Work instructions. Pick out each line of the records in which the word "document" appears.

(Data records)
-=-=-=-=-
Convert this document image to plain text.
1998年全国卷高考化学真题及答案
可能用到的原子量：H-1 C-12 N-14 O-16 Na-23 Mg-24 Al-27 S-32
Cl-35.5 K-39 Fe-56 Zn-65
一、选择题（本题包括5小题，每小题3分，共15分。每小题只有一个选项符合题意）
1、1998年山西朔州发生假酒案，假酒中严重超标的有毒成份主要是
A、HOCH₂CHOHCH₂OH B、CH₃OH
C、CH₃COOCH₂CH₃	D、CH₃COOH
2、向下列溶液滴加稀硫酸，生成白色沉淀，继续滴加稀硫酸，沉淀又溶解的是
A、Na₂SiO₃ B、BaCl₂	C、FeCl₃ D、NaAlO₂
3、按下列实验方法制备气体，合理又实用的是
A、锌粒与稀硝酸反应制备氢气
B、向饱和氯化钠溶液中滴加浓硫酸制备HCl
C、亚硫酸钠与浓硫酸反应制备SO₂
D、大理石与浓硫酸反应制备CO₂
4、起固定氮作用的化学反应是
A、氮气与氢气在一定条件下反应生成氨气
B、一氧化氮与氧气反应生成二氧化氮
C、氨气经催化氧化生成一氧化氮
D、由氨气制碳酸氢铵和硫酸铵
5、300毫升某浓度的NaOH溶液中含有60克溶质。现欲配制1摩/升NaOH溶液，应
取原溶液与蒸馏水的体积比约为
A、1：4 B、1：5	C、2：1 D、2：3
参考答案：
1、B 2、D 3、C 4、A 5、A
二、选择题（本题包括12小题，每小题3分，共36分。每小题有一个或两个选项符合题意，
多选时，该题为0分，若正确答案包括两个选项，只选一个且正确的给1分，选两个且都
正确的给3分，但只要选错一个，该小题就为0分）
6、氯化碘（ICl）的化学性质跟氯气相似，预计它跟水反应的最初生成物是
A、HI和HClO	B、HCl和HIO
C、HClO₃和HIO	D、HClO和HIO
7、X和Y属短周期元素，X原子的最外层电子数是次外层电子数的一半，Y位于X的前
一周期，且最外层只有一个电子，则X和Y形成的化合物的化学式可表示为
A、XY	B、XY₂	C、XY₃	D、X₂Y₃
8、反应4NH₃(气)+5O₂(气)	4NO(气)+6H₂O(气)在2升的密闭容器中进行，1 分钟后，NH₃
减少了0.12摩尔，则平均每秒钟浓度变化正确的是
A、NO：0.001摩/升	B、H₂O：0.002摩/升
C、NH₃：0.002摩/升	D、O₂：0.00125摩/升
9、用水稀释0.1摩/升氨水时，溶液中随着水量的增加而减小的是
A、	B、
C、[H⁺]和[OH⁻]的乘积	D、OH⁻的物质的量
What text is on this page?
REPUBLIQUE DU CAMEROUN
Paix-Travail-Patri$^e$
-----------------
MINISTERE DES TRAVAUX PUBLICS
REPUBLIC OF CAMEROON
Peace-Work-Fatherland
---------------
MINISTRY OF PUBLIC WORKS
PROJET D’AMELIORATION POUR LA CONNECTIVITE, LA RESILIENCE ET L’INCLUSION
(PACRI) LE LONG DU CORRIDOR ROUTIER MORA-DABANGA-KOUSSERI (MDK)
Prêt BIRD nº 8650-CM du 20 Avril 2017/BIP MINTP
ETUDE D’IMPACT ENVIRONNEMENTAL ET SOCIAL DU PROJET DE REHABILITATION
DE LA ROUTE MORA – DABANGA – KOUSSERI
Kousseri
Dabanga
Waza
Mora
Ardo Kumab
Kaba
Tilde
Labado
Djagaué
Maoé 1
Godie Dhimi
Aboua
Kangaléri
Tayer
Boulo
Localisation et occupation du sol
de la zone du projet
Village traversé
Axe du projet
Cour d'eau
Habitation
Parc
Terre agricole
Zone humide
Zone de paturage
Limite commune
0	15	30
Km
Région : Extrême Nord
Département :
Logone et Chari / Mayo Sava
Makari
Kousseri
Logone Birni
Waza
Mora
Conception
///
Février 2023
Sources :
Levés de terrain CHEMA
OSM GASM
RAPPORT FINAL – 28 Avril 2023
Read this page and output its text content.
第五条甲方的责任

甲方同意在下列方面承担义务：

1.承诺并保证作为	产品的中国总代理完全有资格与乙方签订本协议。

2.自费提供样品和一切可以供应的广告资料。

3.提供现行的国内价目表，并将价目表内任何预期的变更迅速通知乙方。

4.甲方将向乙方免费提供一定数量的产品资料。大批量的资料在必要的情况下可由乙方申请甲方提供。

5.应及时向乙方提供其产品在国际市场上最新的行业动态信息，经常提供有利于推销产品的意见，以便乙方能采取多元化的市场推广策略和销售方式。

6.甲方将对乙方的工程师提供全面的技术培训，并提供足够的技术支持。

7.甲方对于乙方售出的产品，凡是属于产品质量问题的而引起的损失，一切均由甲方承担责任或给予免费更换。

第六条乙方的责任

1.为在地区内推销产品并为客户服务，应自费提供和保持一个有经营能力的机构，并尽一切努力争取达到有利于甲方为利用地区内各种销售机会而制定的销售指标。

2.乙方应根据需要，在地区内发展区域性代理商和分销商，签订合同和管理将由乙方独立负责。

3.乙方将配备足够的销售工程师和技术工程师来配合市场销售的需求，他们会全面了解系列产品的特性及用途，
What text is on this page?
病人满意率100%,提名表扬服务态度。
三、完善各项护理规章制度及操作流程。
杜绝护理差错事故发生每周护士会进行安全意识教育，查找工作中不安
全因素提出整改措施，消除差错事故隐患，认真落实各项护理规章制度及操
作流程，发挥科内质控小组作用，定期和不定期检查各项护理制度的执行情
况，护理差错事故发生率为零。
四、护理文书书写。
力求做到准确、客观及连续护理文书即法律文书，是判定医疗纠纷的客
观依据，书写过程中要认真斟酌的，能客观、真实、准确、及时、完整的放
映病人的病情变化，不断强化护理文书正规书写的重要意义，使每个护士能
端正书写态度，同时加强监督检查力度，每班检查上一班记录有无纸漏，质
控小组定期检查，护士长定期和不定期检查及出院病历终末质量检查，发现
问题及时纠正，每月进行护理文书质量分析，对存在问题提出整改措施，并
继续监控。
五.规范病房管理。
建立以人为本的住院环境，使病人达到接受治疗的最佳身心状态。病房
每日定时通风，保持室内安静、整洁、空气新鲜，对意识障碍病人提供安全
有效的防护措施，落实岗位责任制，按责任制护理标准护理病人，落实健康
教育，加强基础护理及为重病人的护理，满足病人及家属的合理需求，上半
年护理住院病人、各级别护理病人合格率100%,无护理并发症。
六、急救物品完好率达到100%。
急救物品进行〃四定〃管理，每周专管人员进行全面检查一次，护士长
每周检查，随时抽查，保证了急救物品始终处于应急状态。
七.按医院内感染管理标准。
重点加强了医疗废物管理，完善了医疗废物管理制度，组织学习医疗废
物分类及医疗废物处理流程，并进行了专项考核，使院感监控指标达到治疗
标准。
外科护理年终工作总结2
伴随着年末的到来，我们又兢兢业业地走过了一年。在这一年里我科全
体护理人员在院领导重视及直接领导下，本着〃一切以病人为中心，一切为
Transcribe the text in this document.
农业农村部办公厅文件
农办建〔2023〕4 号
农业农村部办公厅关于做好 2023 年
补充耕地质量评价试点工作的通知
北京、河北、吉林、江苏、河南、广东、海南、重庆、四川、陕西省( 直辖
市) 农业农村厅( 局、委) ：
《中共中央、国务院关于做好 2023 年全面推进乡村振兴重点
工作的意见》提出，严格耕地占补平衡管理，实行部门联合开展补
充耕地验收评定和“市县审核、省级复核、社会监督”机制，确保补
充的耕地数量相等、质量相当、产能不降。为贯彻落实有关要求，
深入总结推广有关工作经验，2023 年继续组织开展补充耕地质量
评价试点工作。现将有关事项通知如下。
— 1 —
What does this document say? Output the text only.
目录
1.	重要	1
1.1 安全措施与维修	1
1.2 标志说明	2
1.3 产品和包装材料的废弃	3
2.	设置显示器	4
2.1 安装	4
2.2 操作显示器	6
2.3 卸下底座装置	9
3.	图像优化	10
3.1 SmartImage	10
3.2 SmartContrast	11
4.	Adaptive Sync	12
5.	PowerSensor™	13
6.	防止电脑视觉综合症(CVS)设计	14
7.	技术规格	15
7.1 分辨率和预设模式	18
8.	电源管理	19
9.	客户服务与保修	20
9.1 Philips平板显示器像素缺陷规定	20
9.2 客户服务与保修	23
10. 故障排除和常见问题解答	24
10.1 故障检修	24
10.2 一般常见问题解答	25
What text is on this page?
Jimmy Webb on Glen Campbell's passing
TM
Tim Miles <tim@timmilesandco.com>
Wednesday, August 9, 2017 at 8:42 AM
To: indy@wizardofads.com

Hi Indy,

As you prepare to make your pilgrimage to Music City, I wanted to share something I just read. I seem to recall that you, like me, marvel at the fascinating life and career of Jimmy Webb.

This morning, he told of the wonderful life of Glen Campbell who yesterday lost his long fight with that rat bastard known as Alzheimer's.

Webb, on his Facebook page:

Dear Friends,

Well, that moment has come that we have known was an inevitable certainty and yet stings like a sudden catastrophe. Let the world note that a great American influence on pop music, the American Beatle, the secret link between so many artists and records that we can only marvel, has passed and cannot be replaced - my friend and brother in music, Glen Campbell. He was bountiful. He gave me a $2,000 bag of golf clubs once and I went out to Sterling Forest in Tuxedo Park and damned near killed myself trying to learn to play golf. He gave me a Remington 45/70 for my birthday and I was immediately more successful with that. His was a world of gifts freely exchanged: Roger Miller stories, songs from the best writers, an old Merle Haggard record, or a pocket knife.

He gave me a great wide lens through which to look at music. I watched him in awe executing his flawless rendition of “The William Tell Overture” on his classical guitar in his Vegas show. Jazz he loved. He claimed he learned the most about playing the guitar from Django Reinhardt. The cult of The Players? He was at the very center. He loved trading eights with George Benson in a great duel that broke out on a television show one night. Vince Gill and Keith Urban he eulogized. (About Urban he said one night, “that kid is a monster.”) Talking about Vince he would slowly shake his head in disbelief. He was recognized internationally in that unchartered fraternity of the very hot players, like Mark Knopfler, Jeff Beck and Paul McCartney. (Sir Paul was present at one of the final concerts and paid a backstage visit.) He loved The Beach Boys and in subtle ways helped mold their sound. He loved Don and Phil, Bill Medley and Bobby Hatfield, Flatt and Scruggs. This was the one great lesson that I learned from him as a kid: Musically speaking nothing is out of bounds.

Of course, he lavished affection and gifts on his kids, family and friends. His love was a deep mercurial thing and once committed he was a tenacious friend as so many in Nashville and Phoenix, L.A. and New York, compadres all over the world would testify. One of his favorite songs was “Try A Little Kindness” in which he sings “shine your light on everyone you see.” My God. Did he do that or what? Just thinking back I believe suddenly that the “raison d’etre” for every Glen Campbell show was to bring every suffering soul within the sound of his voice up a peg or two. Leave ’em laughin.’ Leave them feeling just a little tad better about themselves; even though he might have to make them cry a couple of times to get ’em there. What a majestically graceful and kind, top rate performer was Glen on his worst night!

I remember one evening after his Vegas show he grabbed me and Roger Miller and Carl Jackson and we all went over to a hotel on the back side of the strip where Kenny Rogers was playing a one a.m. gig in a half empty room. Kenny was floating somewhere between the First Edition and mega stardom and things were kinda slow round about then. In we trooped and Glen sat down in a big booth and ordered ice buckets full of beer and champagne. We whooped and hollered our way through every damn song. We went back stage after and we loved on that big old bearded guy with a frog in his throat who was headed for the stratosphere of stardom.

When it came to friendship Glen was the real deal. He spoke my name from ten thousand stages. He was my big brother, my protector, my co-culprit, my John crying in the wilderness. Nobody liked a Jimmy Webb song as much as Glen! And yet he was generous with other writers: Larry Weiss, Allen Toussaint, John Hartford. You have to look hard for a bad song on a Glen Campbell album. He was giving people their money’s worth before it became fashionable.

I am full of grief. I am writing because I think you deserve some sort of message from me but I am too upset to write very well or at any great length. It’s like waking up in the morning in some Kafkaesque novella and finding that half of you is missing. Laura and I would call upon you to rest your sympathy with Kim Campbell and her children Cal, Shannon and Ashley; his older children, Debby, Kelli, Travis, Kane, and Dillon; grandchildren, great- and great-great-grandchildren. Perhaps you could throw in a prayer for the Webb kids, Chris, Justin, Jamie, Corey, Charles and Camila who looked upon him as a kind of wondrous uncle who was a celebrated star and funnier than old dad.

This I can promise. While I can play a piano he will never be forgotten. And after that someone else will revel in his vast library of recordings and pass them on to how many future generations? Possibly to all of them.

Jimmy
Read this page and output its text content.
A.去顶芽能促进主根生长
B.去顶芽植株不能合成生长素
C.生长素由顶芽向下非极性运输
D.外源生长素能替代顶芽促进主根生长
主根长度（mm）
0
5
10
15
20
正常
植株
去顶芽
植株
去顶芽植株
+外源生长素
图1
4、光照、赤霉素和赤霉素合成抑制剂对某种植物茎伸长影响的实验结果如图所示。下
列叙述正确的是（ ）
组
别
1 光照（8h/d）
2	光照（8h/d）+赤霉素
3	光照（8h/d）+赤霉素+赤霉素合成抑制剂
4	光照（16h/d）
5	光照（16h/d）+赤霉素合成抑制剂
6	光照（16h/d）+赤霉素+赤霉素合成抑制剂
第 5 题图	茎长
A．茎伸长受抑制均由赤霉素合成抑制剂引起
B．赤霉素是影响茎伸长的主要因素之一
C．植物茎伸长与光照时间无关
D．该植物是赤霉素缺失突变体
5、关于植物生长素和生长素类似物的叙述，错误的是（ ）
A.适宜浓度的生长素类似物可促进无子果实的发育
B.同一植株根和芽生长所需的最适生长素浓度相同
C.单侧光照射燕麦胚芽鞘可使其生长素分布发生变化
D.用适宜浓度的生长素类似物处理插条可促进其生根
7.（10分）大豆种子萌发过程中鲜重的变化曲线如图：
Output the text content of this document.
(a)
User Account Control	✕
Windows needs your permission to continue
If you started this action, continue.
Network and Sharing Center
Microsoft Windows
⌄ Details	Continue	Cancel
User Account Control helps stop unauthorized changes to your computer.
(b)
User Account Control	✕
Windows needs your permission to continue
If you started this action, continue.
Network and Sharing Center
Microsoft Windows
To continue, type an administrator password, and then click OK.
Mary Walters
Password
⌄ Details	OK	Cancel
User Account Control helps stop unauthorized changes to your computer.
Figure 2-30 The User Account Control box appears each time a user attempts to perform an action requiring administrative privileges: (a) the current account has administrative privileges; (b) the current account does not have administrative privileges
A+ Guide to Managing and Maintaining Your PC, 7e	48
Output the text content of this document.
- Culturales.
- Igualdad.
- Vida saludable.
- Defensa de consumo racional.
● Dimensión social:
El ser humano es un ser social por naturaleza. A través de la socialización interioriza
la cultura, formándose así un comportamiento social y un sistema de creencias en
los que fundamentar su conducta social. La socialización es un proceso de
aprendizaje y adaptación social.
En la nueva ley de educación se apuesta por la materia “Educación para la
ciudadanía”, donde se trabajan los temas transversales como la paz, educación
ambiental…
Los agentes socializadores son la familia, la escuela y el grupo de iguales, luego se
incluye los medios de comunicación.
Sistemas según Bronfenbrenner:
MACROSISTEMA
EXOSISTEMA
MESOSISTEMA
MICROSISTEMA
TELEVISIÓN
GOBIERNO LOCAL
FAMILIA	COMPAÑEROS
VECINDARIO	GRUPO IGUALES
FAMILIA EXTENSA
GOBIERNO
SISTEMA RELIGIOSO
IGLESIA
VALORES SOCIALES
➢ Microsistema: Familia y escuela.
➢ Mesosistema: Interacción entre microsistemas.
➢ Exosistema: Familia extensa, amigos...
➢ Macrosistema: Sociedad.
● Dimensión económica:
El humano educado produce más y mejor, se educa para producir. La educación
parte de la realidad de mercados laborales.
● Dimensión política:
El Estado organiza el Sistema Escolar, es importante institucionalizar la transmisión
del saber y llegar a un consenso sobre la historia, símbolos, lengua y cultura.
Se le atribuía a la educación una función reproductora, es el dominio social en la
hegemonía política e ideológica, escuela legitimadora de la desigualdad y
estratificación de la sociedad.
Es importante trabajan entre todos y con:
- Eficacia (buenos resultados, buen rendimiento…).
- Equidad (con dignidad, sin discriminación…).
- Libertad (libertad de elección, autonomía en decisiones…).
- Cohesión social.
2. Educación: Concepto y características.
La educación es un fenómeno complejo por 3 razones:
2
-=-=-=-=-
Expected answer.
Convert this document image to plain text.
Transcribe the text in this document.
What does this document say? Output the text only.
Output the text content of this document.
Output the text content of this document.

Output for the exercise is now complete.